■ **Directions**
Copy every line that holds "Soil".
* * *
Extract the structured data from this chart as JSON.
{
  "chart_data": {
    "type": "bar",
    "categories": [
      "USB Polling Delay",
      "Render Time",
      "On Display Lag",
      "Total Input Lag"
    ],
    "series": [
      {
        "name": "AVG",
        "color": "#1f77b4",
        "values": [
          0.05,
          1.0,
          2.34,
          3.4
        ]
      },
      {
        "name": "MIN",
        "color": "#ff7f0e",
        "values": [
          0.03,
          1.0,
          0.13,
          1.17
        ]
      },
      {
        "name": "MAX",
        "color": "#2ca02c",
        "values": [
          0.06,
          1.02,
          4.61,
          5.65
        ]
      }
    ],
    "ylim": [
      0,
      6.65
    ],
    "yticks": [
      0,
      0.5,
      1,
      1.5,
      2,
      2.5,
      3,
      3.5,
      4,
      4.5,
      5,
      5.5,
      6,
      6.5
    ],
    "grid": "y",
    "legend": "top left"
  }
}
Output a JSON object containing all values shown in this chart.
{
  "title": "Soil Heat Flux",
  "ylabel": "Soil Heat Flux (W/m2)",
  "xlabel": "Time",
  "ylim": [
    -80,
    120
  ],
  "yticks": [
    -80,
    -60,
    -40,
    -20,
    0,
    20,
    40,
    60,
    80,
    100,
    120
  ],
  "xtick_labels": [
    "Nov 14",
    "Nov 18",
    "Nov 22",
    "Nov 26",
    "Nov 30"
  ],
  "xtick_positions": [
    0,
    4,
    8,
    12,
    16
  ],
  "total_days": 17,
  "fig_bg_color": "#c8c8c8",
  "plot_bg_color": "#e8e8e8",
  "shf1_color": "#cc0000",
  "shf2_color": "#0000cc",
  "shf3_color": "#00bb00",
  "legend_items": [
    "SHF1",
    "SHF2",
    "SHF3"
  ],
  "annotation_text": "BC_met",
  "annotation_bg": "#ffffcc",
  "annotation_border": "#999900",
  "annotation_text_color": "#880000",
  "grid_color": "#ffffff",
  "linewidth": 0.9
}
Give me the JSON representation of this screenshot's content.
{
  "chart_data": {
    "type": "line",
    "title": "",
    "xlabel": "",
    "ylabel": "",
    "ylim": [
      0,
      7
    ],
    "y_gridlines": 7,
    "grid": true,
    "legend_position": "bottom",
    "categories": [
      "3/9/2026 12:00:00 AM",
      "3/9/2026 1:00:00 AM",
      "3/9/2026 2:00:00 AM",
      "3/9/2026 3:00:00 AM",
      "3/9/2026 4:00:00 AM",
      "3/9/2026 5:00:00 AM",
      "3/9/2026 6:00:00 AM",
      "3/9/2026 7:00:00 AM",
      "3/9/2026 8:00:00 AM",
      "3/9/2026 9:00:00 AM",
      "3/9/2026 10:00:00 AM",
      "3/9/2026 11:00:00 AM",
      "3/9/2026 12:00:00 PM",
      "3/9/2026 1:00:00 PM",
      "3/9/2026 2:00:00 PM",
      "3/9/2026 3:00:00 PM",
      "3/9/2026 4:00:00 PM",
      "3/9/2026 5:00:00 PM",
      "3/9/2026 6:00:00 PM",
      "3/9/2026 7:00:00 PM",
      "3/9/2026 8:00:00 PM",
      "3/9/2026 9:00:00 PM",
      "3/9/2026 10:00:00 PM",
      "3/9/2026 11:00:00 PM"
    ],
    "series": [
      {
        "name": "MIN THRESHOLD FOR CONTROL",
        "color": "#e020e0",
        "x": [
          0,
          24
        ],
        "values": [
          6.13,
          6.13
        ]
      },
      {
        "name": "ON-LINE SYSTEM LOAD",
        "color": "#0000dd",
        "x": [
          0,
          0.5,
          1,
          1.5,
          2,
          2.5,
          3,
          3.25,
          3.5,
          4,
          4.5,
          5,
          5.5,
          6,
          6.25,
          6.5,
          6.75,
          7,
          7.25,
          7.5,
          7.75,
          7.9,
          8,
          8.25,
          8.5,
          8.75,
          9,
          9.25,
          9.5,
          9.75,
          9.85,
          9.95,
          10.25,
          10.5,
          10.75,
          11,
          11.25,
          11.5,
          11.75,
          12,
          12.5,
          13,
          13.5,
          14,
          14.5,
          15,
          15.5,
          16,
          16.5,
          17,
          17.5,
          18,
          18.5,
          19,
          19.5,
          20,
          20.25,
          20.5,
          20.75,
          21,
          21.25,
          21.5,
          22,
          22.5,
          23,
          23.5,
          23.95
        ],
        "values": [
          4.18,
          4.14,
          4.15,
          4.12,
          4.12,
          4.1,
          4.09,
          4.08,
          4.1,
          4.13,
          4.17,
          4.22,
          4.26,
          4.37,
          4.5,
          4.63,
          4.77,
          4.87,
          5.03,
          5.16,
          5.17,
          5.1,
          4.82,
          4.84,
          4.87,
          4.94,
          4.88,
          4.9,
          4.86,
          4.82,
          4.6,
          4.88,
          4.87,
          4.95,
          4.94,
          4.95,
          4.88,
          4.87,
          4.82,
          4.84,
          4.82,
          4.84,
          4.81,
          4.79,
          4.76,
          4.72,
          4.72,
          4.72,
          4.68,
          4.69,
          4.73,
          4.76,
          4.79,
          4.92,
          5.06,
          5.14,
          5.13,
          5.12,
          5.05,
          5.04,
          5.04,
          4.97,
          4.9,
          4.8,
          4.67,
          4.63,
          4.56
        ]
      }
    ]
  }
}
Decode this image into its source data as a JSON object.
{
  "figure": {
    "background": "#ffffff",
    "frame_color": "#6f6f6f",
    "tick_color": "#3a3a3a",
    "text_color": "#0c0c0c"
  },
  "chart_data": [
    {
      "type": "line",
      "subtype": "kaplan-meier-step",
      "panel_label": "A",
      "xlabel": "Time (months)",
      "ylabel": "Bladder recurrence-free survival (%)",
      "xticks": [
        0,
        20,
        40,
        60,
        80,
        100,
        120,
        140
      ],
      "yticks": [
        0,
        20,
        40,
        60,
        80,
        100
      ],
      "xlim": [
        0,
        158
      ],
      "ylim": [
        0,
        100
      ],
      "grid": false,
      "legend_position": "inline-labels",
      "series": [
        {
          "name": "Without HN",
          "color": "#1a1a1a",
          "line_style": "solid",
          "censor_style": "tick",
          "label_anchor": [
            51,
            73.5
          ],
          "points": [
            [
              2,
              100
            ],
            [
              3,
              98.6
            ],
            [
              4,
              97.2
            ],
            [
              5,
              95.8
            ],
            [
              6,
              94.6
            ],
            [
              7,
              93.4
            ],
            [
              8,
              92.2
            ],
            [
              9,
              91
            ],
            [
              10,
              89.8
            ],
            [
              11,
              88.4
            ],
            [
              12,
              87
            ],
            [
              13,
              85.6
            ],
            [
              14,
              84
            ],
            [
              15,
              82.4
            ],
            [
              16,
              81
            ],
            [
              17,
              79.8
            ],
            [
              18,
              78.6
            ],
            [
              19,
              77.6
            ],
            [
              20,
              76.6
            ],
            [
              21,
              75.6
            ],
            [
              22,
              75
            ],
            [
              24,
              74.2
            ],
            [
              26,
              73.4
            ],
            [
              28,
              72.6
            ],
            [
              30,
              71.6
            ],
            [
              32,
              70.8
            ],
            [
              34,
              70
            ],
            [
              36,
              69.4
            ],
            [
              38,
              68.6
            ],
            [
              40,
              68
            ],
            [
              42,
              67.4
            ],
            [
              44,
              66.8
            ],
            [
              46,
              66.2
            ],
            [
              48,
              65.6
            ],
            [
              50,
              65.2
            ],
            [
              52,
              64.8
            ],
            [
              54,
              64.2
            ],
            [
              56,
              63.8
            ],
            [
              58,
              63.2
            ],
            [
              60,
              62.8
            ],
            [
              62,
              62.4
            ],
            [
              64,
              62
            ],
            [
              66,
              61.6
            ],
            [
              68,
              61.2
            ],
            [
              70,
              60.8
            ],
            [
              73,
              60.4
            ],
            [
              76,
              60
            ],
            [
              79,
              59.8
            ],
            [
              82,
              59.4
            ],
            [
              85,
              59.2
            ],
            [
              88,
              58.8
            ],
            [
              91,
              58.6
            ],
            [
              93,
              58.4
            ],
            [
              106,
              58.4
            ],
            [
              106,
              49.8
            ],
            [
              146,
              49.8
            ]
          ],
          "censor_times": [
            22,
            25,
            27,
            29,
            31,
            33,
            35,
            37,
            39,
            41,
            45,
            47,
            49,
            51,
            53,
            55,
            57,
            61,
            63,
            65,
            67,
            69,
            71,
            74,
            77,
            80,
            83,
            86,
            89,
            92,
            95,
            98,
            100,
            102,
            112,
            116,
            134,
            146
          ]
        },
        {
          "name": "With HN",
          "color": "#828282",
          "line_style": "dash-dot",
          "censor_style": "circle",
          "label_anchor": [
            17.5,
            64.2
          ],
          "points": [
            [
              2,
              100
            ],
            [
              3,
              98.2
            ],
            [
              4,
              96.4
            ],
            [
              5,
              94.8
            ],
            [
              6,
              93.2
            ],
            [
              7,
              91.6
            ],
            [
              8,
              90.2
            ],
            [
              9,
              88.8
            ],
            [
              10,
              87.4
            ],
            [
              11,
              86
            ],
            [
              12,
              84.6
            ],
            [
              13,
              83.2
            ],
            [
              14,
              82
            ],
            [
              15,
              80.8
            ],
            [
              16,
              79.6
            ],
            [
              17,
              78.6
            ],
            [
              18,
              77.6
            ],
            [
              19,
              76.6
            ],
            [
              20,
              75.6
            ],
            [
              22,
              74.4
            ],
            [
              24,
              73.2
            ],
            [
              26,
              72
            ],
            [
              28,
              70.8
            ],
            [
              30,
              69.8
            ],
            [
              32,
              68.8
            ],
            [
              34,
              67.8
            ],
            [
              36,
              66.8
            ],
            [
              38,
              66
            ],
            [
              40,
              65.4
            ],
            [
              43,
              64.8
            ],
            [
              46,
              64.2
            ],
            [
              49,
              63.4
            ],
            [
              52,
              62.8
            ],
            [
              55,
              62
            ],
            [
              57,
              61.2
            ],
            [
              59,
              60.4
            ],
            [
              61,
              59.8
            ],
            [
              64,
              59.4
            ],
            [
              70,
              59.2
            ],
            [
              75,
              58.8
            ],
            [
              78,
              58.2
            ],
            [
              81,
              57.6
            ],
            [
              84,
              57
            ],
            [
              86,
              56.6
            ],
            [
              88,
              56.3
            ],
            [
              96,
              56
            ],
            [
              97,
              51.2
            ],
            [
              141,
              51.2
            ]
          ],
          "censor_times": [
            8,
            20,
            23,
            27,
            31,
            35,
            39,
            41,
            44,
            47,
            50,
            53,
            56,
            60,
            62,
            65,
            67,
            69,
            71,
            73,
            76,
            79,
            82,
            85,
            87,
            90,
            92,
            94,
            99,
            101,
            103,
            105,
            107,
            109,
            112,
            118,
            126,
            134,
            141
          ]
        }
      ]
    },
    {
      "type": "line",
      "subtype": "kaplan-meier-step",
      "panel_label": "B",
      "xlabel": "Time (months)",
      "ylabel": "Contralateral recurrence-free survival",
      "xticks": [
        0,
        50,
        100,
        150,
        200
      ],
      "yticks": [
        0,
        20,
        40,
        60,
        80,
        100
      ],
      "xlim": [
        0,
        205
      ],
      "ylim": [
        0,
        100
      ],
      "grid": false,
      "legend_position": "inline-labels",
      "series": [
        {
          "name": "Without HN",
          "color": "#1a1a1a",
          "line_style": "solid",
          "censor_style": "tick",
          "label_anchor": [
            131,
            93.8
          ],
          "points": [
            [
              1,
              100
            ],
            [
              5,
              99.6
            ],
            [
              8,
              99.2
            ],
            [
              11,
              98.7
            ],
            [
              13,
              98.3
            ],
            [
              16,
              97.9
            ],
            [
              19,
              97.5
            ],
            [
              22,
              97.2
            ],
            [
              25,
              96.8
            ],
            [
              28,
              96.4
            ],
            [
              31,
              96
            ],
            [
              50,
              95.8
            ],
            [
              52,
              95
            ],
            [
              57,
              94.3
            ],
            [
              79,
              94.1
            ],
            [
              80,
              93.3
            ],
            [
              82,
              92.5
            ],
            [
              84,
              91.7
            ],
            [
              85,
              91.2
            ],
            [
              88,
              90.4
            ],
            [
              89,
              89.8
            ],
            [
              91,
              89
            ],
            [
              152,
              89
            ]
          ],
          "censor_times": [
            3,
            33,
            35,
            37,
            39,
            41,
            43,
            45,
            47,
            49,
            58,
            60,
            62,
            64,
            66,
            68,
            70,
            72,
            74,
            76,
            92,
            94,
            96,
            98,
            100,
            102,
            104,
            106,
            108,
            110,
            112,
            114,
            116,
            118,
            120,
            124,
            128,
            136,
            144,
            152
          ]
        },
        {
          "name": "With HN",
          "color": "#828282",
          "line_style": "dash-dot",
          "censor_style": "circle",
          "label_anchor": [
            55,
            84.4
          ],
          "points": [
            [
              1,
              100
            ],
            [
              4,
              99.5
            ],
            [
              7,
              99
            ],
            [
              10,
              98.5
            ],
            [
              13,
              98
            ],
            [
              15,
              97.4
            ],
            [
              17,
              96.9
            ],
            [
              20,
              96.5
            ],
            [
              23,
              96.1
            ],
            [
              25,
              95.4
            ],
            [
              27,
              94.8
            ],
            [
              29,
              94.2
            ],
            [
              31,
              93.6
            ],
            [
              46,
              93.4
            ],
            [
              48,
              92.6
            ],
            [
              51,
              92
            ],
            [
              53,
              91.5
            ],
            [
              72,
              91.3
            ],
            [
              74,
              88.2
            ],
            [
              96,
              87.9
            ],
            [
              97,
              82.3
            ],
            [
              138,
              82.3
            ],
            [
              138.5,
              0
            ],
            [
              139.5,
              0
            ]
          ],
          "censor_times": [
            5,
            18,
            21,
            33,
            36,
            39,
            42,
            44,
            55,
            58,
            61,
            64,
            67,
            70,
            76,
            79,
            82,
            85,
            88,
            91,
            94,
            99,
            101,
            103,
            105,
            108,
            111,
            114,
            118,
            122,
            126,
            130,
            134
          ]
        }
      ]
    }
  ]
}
* * *
■ **Exercise response**
  "title": "Soil Heat Flux",
  "ylabel": "Soil Heat Flux (W/m2)",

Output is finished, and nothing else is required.